**INSTRUCTION**
Report, word for word, every line of the material that contains "price".

--------------------

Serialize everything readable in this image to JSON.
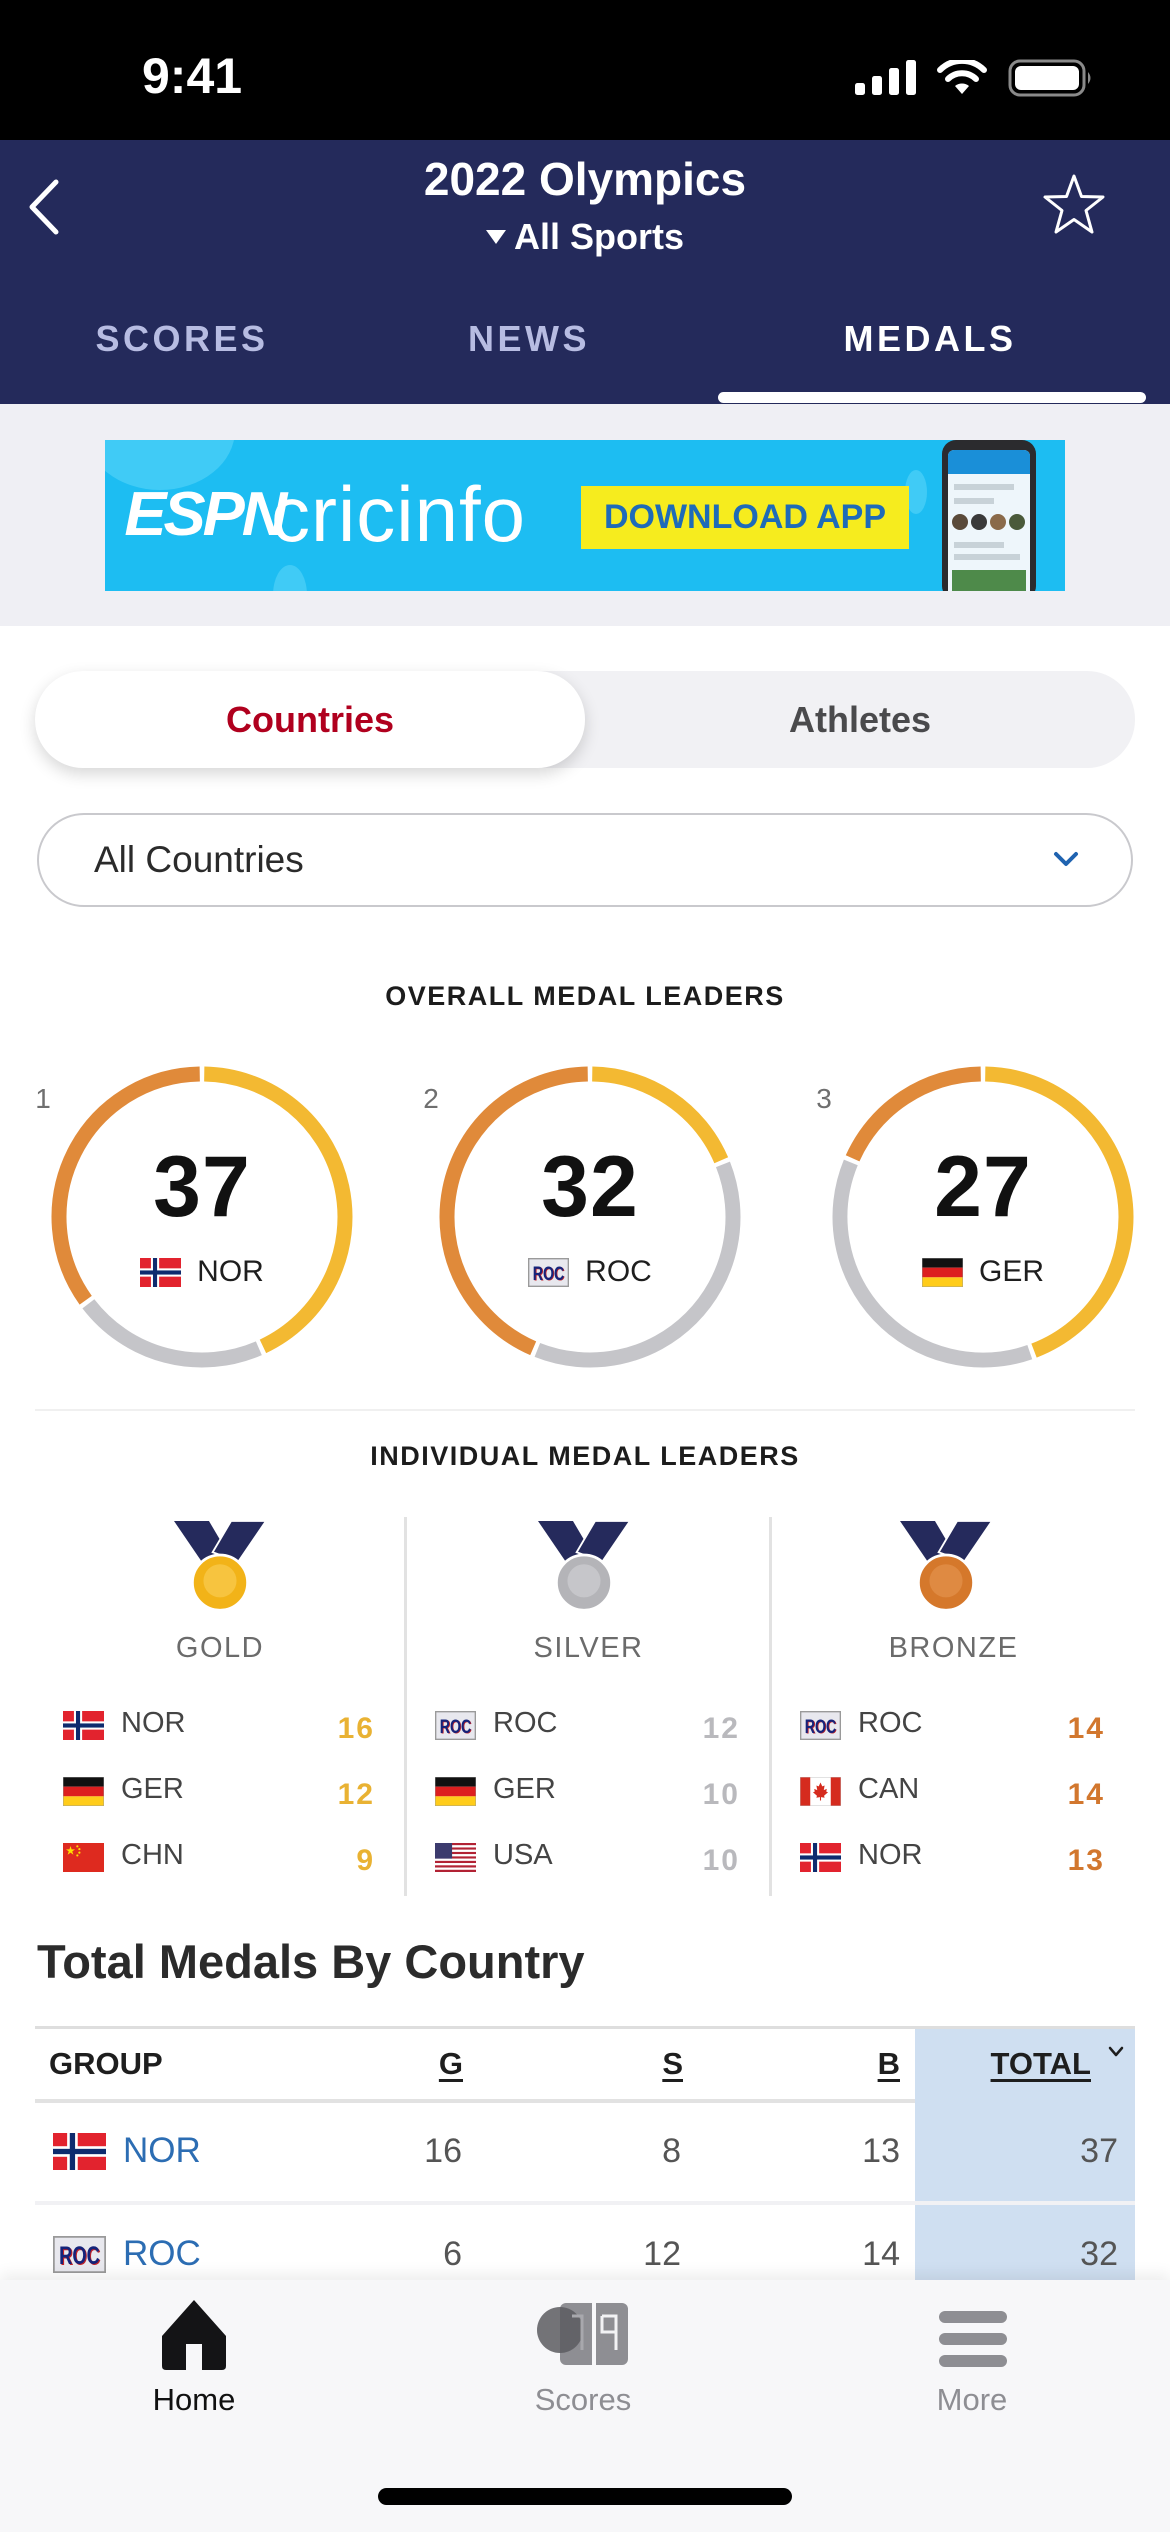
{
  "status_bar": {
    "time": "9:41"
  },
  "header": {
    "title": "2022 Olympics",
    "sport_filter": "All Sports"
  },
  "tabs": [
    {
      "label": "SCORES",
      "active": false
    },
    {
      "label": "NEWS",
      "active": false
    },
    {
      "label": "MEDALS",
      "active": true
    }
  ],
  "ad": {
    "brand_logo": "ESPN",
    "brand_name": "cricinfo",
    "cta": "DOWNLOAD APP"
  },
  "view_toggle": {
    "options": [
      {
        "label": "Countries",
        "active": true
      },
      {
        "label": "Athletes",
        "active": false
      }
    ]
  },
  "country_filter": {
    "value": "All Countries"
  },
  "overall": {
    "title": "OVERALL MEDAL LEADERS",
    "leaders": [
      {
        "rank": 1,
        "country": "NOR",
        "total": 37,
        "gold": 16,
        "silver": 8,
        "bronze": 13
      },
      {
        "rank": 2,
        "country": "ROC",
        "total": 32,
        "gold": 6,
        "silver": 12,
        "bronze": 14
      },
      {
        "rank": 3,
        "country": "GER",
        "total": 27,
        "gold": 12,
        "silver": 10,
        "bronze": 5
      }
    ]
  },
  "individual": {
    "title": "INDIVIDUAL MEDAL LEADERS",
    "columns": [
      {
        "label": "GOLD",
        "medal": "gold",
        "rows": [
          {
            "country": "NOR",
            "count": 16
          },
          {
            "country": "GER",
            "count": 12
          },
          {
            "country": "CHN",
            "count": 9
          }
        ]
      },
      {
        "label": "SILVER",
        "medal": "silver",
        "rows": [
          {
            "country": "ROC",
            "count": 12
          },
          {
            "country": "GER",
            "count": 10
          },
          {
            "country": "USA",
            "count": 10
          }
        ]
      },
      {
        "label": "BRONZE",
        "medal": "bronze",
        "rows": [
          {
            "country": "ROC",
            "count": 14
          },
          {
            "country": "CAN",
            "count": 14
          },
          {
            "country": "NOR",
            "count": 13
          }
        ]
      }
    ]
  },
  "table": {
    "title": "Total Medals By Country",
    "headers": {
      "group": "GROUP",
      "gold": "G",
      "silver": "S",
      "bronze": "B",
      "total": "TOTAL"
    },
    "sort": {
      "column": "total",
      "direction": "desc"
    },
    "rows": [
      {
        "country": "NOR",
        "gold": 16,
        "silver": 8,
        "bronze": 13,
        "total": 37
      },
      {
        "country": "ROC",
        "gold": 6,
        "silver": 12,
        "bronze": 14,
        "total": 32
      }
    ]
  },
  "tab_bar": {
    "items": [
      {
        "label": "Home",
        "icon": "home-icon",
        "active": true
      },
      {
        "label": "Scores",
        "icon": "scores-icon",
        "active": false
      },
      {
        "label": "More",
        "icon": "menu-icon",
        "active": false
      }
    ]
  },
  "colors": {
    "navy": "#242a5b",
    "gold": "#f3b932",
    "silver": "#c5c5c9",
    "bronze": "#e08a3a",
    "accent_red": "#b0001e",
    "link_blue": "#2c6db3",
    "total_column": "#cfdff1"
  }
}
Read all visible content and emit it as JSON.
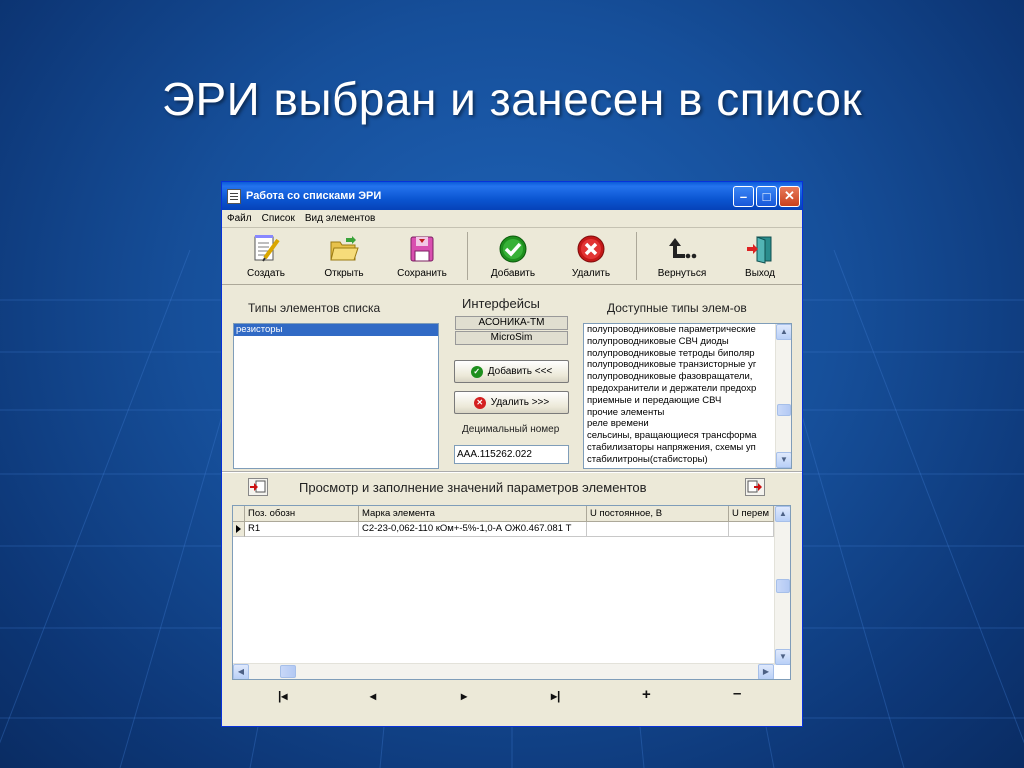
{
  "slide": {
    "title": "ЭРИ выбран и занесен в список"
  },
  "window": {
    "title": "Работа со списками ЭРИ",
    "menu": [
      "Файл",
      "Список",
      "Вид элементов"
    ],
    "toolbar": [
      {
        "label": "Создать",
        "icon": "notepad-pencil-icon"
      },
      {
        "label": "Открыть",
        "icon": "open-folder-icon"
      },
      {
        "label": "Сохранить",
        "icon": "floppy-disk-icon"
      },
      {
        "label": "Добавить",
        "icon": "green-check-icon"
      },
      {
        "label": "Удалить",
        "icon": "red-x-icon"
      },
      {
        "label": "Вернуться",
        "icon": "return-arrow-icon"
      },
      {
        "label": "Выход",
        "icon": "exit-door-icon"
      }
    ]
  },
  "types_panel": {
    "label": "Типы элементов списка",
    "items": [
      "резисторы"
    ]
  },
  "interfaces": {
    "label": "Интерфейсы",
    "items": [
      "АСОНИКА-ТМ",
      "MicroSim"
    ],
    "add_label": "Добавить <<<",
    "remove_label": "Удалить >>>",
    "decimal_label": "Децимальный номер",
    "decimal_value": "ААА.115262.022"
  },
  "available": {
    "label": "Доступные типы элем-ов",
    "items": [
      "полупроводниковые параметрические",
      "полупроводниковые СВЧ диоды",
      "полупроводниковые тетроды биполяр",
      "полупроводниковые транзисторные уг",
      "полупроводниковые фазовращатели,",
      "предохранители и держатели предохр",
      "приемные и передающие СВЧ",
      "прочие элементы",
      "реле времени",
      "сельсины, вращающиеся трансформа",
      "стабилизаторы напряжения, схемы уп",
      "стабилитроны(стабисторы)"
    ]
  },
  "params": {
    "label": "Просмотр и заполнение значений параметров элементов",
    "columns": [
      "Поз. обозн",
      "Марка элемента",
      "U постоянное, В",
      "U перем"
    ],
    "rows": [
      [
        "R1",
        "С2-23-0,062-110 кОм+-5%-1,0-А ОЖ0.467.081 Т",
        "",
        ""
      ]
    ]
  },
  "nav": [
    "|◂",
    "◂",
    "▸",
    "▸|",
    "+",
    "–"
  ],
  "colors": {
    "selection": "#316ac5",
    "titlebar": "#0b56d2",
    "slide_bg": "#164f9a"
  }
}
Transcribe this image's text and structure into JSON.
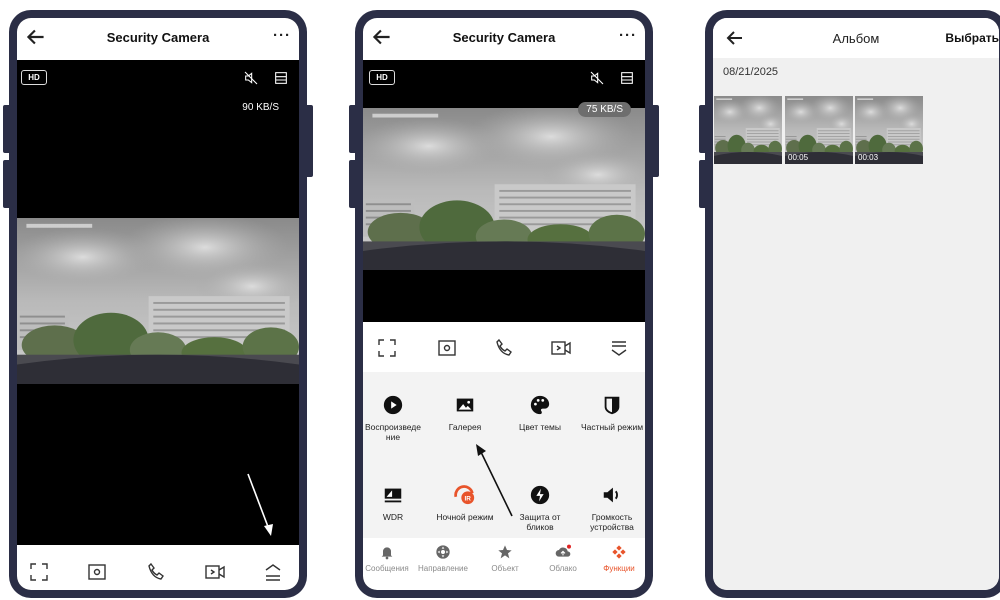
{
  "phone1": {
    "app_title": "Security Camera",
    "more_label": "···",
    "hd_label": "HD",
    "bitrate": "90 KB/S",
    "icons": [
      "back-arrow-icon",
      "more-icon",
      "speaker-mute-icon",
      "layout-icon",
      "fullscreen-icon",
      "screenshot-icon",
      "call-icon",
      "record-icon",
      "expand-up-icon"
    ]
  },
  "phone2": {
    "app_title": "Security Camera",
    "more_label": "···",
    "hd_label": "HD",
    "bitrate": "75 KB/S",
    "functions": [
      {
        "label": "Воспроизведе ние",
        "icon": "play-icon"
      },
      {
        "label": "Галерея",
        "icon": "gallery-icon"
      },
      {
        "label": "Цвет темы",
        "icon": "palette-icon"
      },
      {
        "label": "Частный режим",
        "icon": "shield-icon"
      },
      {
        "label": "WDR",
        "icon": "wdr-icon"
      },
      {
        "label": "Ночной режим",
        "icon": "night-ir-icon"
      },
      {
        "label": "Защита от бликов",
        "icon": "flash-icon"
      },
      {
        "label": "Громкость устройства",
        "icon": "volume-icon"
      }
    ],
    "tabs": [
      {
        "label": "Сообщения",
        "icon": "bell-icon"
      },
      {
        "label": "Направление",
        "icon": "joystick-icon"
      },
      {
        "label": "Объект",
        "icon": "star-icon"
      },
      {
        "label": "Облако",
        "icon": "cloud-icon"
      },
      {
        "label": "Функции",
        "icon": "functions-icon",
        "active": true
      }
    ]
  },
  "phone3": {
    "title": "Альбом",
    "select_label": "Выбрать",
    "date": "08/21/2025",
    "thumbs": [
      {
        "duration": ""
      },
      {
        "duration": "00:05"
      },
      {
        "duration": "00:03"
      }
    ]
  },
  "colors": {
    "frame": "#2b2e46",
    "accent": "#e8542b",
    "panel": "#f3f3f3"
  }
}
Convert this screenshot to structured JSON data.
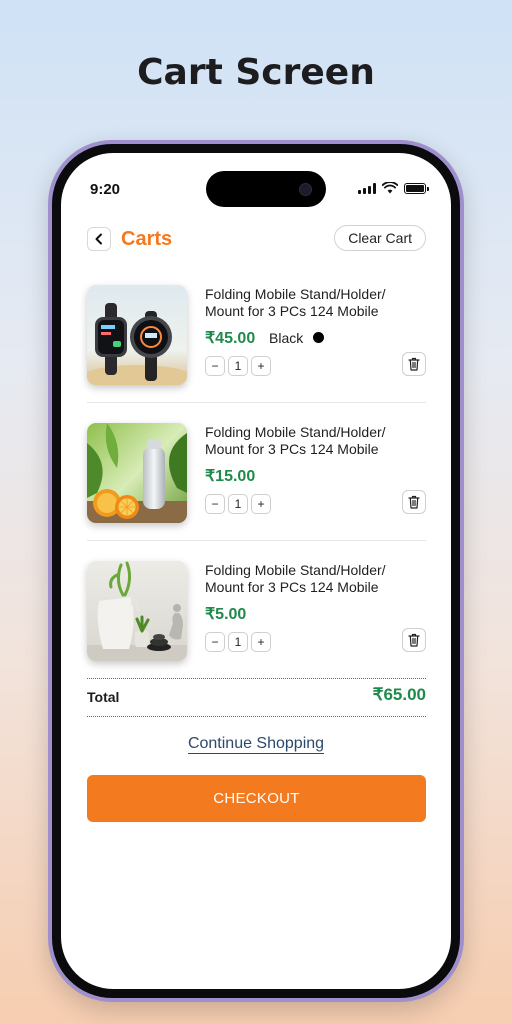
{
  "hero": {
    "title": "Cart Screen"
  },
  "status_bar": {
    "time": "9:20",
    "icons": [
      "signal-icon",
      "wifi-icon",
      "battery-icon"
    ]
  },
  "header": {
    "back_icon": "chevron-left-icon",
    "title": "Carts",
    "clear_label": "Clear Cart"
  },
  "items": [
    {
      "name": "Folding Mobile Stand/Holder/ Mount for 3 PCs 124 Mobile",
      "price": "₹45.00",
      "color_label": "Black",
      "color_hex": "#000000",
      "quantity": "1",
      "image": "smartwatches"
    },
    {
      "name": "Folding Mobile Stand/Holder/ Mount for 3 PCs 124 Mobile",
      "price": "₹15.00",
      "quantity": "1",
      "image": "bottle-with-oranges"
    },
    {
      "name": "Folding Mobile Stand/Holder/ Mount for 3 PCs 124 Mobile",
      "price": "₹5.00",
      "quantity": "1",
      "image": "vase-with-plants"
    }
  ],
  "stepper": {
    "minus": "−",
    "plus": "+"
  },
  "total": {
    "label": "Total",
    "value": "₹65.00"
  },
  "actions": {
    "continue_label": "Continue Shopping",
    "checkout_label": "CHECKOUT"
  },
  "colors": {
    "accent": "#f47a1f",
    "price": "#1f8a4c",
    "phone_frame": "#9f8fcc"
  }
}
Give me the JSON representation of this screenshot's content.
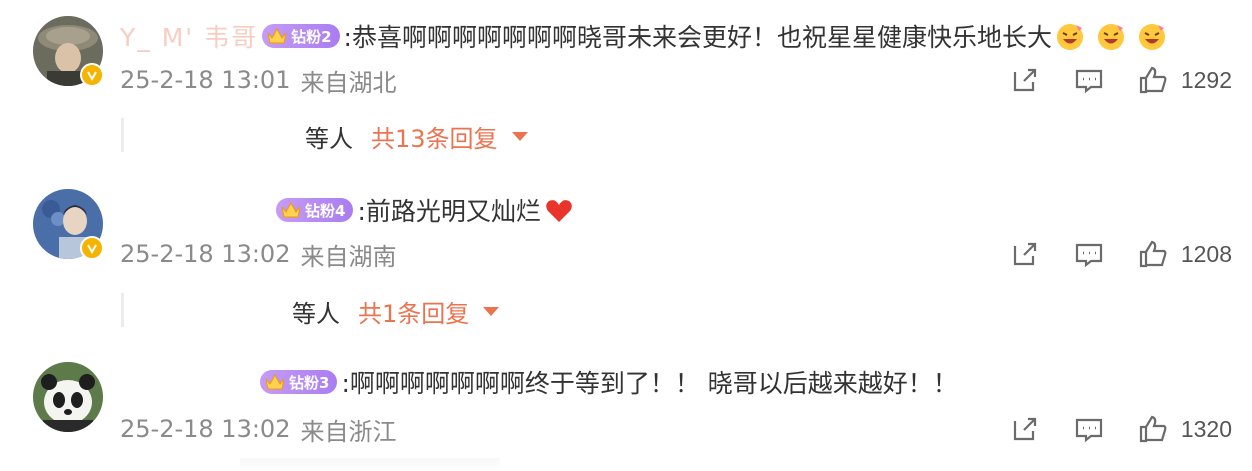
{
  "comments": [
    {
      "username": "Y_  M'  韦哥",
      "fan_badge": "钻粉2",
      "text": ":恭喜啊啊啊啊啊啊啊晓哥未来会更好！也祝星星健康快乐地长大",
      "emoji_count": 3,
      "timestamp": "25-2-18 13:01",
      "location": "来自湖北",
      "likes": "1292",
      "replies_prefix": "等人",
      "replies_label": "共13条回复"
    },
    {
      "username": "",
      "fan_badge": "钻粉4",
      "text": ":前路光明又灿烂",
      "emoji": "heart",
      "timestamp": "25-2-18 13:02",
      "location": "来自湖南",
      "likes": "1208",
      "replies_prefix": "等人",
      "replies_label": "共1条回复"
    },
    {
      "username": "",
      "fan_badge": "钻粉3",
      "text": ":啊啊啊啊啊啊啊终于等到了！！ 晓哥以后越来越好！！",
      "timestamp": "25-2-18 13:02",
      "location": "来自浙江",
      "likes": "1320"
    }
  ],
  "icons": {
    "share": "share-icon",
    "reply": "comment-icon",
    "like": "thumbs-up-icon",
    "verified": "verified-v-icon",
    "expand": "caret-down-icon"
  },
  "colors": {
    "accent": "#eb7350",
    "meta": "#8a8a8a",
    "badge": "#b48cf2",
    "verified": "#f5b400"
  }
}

--------------------

**EXERCISE RESPONSE**
      "price": "₹45.00",
      "price": "₹15.00",
      "price": "₹5.00",
    "price": "#1f8a4c",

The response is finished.